Stored dataset items
• • •

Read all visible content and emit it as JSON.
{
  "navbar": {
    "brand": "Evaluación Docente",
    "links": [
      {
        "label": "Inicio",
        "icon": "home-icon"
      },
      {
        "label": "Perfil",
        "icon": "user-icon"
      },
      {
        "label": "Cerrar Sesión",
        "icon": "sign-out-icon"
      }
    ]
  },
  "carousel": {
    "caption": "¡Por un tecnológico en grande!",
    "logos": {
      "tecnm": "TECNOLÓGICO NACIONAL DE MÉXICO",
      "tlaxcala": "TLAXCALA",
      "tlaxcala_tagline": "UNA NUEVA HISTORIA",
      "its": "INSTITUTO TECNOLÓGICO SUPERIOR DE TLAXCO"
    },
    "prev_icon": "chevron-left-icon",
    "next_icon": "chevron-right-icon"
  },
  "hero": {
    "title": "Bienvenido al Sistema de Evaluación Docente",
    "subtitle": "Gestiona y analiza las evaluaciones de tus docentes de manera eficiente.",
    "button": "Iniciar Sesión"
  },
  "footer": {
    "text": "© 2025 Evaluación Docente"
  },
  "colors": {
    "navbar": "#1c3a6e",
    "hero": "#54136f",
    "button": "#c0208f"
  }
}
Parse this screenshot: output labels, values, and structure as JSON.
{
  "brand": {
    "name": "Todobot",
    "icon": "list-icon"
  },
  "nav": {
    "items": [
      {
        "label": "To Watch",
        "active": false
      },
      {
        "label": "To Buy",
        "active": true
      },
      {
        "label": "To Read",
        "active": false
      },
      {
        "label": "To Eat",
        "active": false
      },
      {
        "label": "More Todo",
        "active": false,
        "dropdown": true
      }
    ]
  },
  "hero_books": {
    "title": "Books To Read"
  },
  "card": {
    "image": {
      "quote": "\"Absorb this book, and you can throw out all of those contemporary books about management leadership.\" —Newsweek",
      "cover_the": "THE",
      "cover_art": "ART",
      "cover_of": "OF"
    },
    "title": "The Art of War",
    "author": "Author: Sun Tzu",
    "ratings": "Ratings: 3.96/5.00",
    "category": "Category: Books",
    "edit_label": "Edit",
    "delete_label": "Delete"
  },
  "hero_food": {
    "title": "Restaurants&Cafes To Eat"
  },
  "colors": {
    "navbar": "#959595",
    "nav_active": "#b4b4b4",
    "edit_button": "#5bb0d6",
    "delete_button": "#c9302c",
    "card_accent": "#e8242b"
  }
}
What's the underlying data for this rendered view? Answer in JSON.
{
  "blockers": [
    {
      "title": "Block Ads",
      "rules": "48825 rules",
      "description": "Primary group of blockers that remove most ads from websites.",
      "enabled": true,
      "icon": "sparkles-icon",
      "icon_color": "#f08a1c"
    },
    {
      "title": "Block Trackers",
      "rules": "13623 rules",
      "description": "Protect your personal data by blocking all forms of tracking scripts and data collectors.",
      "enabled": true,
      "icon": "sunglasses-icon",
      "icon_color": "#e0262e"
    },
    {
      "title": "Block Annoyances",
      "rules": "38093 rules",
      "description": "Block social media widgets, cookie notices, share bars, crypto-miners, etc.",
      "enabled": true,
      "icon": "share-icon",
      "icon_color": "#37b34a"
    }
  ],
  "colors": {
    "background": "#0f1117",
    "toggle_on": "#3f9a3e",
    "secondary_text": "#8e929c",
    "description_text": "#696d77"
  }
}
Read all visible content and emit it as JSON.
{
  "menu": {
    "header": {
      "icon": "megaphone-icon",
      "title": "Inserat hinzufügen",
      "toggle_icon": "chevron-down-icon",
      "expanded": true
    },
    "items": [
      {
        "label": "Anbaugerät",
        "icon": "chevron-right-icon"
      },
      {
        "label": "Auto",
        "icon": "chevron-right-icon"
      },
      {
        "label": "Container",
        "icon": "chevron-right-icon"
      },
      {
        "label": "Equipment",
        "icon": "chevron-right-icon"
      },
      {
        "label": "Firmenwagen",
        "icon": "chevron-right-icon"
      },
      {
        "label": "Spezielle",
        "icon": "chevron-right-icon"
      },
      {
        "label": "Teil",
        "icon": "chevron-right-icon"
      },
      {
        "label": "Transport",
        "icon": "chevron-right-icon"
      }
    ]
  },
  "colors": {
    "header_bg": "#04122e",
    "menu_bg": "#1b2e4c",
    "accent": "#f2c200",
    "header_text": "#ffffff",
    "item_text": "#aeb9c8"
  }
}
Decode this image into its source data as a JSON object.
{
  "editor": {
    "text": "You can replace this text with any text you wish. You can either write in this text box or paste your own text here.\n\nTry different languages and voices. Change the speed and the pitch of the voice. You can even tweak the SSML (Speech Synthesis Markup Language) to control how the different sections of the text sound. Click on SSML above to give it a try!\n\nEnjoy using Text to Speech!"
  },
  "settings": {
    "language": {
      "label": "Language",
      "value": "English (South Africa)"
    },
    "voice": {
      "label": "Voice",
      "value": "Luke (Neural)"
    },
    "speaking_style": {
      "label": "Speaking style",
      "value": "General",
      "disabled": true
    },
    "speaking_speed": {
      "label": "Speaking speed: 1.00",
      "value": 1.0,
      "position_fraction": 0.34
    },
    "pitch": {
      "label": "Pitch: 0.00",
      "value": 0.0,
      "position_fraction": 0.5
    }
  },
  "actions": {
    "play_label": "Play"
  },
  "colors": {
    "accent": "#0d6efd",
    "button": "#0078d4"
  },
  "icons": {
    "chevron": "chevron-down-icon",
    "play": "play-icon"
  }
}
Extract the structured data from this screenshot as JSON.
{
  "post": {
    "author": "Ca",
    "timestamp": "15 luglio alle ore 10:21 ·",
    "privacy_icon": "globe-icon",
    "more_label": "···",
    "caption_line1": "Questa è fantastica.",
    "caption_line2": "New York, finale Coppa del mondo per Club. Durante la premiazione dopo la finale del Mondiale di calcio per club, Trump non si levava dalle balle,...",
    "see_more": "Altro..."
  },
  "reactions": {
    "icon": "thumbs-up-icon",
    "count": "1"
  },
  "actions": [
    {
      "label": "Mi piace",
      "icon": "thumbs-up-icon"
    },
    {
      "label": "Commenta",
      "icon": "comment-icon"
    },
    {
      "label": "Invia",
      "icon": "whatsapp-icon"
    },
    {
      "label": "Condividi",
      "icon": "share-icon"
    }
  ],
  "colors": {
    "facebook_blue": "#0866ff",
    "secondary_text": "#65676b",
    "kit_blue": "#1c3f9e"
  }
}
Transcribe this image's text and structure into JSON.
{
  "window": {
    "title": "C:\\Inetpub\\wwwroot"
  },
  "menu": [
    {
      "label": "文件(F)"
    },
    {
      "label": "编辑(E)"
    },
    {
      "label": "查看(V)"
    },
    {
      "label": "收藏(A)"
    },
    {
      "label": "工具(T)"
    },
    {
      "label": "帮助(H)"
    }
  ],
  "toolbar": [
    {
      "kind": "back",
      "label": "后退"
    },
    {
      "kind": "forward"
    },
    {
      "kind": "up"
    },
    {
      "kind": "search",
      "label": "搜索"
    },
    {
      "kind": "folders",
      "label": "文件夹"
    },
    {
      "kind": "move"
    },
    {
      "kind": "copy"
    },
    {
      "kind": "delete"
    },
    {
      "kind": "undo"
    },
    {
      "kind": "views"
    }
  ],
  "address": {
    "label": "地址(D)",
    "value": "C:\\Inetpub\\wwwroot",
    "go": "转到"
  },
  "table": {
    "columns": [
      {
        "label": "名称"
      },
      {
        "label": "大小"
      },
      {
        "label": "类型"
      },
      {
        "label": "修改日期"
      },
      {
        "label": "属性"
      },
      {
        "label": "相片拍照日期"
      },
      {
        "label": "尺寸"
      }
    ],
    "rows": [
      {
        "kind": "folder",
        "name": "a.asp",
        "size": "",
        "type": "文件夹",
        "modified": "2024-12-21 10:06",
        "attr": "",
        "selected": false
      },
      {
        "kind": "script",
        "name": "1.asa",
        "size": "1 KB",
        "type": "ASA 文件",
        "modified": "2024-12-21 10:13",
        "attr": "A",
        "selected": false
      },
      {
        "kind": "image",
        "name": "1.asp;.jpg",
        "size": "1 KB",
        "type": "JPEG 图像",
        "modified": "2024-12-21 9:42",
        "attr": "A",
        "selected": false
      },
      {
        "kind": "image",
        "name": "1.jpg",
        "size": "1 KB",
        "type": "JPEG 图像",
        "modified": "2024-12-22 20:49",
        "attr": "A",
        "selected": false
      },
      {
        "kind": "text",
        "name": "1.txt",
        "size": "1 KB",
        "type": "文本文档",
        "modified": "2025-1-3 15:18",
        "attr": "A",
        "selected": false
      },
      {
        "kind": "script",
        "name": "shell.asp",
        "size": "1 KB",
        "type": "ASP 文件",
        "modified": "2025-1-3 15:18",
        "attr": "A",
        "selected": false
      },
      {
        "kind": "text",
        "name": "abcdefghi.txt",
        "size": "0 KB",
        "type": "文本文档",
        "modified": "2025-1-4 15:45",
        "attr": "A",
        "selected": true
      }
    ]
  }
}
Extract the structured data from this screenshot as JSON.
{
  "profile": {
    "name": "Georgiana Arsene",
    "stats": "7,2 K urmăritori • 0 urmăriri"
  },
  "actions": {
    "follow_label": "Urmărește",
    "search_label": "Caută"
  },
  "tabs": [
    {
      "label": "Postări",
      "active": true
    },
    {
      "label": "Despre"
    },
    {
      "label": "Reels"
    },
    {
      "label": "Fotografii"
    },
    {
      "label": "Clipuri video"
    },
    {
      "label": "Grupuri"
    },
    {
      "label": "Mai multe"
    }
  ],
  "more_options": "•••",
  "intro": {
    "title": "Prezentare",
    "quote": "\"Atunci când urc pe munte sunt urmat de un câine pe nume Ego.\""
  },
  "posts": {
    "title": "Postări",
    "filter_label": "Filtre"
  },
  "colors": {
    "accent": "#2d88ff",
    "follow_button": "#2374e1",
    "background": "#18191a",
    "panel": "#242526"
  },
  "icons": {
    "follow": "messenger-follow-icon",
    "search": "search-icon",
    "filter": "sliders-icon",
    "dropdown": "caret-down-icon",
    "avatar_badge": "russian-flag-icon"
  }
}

• • •

*Your goal*: Copy all lines from the material that include "modified".

*Exercise response*:
        "modified": "2024-12-21 10:06",
        "modified": "2024-12-21 10:13",
        "modified": "2024-12-21 9:42",
        "modified": "2024-12-22 20:49",
        "modified": "2025-1-3 15:18",
        "modified": "2025-1-3 15:18",
        "modified": "2025-1-4 15:45",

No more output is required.